──────── PROVIDED MATERIAL
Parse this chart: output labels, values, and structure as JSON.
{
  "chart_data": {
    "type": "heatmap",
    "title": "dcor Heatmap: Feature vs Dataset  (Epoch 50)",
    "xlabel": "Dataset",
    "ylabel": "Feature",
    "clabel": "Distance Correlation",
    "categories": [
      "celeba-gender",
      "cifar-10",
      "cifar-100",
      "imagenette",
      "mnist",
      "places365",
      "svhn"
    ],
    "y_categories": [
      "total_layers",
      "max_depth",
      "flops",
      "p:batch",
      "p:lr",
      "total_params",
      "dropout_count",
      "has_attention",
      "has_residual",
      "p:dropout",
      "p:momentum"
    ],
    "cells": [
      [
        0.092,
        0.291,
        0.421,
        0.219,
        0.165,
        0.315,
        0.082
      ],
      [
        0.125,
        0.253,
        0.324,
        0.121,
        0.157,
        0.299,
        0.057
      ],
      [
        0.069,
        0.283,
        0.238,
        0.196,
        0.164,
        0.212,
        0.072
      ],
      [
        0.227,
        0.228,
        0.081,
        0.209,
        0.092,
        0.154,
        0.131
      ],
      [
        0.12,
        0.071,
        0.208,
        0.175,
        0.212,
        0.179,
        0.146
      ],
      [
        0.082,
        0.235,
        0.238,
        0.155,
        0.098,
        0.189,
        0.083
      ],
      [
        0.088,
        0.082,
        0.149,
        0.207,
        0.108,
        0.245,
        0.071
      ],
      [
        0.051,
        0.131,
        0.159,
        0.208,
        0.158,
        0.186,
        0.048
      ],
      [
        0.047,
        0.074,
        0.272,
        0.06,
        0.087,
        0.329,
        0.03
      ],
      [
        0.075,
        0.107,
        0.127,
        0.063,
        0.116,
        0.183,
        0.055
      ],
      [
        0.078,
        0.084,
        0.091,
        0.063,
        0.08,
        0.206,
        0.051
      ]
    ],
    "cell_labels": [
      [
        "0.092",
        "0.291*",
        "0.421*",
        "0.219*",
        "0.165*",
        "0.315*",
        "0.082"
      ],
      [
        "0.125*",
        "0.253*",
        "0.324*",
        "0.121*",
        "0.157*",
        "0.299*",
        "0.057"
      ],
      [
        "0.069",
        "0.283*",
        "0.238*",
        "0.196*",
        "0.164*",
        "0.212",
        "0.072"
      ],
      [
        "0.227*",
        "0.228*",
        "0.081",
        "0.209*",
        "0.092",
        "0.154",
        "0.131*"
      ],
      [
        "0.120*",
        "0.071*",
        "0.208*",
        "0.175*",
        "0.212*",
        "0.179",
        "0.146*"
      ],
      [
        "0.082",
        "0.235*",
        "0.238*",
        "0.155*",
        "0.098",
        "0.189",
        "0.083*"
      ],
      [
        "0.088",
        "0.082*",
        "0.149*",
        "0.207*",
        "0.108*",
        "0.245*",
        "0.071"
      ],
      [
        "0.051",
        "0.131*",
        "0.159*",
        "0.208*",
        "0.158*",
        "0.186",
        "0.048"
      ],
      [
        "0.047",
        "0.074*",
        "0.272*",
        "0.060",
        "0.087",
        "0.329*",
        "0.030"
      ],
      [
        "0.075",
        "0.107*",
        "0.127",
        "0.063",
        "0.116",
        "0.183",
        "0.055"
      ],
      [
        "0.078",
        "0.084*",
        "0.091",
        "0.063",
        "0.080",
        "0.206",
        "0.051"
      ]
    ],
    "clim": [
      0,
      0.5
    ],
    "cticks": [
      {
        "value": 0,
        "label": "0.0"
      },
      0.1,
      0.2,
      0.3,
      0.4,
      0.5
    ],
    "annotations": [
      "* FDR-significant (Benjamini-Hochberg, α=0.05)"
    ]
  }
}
────────────────
How many lines in the listing contain "Feature"? Answer with the number alone.

ANSWER TO THE PROBLEM | 2